Exercise details
Track down the lines that contain "table" and copy them.

+ + + + + + +

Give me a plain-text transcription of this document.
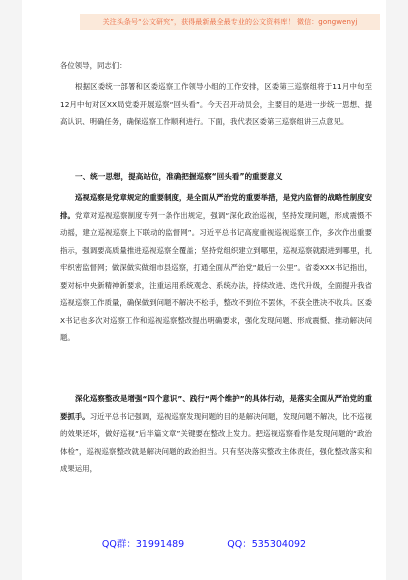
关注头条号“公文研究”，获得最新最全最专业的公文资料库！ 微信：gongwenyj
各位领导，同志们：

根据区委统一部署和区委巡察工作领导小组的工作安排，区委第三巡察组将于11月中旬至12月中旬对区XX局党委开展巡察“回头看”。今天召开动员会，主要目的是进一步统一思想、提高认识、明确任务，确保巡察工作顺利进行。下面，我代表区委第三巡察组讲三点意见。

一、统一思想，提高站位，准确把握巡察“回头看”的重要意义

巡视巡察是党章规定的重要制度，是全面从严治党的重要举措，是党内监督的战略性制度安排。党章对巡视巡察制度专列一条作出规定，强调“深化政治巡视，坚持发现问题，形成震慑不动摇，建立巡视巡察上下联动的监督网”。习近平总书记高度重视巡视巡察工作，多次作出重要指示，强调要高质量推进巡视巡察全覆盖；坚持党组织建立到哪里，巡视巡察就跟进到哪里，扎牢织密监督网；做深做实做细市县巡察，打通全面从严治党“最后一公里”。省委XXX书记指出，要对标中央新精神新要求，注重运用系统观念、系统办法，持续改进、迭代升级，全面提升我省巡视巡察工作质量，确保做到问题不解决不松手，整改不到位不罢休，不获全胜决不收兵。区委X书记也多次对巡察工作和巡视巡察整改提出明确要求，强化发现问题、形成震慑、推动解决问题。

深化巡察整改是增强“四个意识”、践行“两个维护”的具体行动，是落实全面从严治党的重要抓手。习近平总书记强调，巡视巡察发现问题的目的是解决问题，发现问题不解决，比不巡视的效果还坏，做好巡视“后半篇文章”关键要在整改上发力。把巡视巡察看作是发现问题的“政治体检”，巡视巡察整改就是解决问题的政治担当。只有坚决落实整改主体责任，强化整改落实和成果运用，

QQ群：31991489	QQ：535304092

+ + + + + + +

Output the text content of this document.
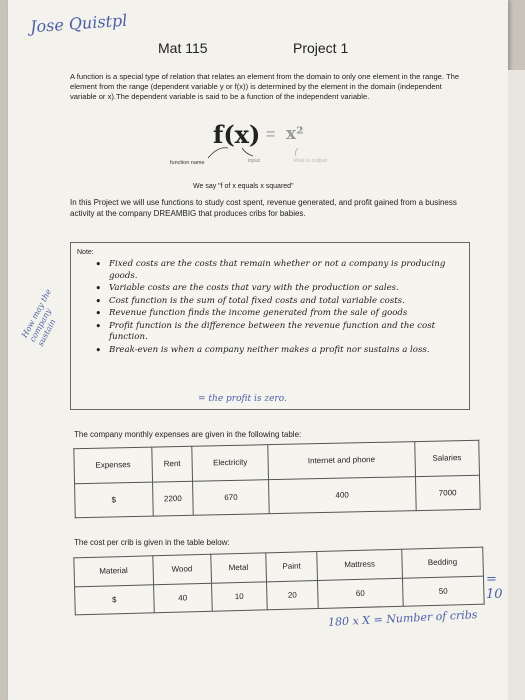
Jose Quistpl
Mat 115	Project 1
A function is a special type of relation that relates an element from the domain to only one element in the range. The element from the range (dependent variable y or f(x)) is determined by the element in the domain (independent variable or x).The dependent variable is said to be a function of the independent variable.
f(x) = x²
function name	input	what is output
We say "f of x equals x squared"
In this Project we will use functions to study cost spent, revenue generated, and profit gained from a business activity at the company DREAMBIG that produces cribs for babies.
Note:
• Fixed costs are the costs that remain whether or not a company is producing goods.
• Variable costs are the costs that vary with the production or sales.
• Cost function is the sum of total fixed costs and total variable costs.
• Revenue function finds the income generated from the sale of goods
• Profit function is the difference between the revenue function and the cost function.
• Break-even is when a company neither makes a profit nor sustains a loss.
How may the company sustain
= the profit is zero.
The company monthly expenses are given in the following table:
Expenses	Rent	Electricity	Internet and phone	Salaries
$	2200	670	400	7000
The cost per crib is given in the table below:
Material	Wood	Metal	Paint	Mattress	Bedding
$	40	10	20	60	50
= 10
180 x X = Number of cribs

+ + + + + + +

Task result
The company monthly expenses are given in the following table:
The cost per crib is given in the table below:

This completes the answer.